Directive –
Here are some records; return them all exactly.

Dataset items –
· · · ·

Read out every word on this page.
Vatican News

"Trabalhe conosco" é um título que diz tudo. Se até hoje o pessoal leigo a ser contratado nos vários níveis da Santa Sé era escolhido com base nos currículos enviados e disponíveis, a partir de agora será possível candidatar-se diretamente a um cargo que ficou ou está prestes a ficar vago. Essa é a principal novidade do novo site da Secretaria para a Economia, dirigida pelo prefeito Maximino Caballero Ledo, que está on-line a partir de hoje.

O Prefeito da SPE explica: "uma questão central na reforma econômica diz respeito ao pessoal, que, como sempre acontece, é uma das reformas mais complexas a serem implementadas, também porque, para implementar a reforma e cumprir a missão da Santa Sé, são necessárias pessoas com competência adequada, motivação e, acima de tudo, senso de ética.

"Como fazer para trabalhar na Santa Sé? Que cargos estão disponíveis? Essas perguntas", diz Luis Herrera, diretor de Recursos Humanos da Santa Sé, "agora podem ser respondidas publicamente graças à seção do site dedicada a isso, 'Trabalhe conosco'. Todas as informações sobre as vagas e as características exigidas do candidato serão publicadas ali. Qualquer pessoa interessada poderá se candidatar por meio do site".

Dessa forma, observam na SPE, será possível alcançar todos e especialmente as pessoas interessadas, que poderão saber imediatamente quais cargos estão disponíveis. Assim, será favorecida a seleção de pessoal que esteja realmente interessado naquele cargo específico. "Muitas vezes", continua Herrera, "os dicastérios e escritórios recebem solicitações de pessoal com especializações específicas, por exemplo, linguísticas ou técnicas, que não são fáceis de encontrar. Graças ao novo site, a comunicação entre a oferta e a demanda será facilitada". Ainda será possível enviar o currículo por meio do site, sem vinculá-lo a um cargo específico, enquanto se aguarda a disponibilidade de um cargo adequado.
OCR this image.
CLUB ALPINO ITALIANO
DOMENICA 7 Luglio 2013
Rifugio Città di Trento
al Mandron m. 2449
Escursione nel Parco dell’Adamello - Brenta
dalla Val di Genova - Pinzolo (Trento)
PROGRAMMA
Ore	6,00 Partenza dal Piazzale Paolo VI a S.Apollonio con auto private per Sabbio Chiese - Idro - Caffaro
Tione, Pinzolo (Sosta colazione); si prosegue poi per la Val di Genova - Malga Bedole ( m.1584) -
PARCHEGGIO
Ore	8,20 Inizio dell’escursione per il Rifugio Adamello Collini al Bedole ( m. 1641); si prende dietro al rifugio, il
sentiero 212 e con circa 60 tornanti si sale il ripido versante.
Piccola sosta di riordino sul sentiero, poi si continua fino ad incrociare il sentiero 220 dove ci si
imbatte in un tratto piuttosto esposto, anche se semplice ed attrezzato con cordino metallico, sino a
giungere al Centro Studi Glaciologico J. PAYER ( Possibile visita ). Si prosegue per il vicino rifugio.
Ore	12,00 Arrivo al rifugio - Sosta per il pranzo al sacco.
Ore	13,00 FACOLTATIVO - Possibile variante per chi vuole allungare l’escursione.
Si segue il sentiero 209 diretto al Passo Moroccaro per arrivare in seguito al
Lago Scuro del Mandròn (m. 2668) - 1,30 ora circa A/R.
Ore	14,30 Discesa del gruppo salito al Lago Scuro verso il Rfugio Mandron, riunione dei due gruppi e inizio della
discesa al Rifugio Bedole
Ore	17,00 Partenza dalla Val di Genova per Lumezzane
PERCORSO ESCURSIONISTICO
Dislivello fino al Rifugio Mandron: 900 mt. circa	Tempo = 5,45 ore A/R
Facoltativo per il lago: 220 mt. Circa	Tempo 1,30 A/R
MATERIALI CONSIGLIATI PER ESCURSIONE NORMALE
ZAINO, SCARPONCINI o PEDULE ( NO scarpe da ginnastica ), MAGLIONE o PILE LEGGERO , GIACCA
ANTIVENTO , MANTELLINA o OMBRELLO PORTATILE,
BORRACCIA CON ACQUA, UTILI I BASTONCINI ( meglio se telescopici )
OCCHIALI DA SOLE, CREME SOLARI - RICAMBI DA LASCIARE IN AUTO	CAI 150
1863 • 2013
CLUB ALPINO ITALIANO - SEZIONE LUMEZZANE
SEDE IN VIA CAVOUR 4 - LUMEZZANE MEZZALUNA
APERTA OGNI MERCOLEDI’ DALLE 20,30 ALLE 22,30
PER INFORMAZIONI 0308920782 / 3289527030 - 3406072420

· · · ·

Final result –
Read out every word on this page.
Vatican News

"Trabalhe conosco" é um título que diz tudo. Se até hoje o pessoal leigo a ser contratado nos vários níveis da Santa Sé era escolhido com base nos currículos enviados e disponíveis, a partir de agora será possível candidatar-se diretamente a um cargo que ficou ou está prestes a ficar vago. Essa é a principal novidade do novo site da Secretaria para a Economia, dirigida pelo prefeito Maximino Caballero Ledo, que está on-line a partir de hoje.

O Prefeito da SPE explica: "uma questão central na reforma econômica diz respeito ao pessoal, que, como sempre acontece, é uma das reformas mais complexas a serem implementadas, também porque, para implementar a reforma e cumprir a missão da Santa Sé, são necessárias pessoas com competência adequada, motivação e, acima de tudo, senso de ética.

"Como fazer para trabalhar na Santa Sé? Que cargos estão disponíveis? Essas perguntas", diz Luis Herrera, diretor de Recursos Humanos da Santa Sé, "agora podem ser respondidas publicamente graças à seção do site dedicada a isso, 'Trabalhe conosco'. Todas as informações sobre as vagas e as características exigidas do candidato serão publicadas ali. Qualquer pessoa interessada poderá se candidatar por meio do site".

Dessa forma, observam na SPE, será possível alcançar todos e especialmente as pessoas interessadas, que poderão saber imediatamente quais cargos estão disponíveis. Assim, será favorecida a seleção de pessoal que esteja realmente interessado naquele cargo específico. "Muitas vezes", continua Herrera, "os dicastérios e escritórios recebem solicitações de pessoal com especializações específicas, por exemplo, linguísticas ou técnicas, que não são fáceis de encontrar. Graças ao novo site, a comunicação entre a oferta e a demanda será facilitada". Ainda será possível enviar o currículo por meio do site, sem vinculá-lo a um cargo específico, enquanto se aguarda a disponibilidade de um cargo adequado.
OCR this image.
CLUB ALPINO ITALIANO
DOMENICA 7 Luglio 2013
Rifugio Città di Trento
al Mandron m. 2449
Escursione nel Parco dell’Adamello - Brenta
dalla Val di Genova - Pinzolo (Trento)
PROGRAMMA
Ore	6,00 Partenza dal Piazzale Paolo VI a S.Apollonio con auto private per Sabbio Chiese - Idro - Caffaro
Tione, Pinzolo (Sosta colazione); si prosegue poi per la Val di Genova - Malga Bedole ( m.1584) -
PARCHEGGIO
Ore	8,20 Inizio dell’escursione per il Rifugio Adamello Collini al Bedole ( m. 1641); si prende dietro al rifugio, il
sentiero 212 e con circa 60 tornanti si sale il ripido versante.
Piccola sosta di riordino sul sentiero, poi si continua fino ad incrociare il sentiero 220 dove ci si
imbatte in un tratto piuttosto esposto, anche se semplice ed attrezzato con cordino metallico, sino a
giungere al Centro Studi Glaciologico J. PAYER ( Possibile visita ). Si prosegue per il vicino rifugio.
Ore	12,00 Arrivo al rifugio - Sosta per il pranzo al sacco.
Ore	13,00 FACOLTATIVO - Possibile variante per chi vuole allungare l’escursione.
Si segue il sentiero 209 diretto al Passo Moroccaro per arrivare in seguito al
Lago Scuro del Mandròn (m. 2668) - 1,30 ora circa A/R.
Ore	14,30 Discesa del gruppo salito al Lago Scuro verso il Rfugio Mandron, riunione dei due gruppi e inizio della
discesa al Rifugio Bedole
Ore	17,00 Partenza dalla Val di Genova per Lumezzane
PERCORSO ESCURSIONISTICO
Dislivello fino al Rifugio Mandron: 900 mt. circa	Tempo = 5,45 ore A/R
Facoltativo per il lago: 220 mt. Circa	Tempo 1,30 A/R
MATERIALI CONSIGLIATI PER ESCURSIONE NORMALE
ZAINO, SCARPONCINI o PEDULE ( NO scarpe da ginnastica ), MAGLIONE o PILE LEGGERO , GIACCA
ANTIVENTO , MANTELLINA o OMBRELLO PORTATILE,
BORRACCIA CON ACQUA, UTILI I BASTONCINI ( meglio se telescopici )
OCCHIALI DA SOLE, CREME SOLARI - RICAMBI DA LASCIARE IN AUTO	CAI 150
1863 • 2013
CLUB ALPINO ITALIANO - SEZIONE LUMEZZANE
SEDE IN VIA CAVOUR 4 - LUMEZZANE MEZZALUNA
APERTA OGNI MERCOLEDI’ DALLE 20,30 ALLE 22,30
PER INFORMAZIONI 0308920782 / 3289527030 - 3406072420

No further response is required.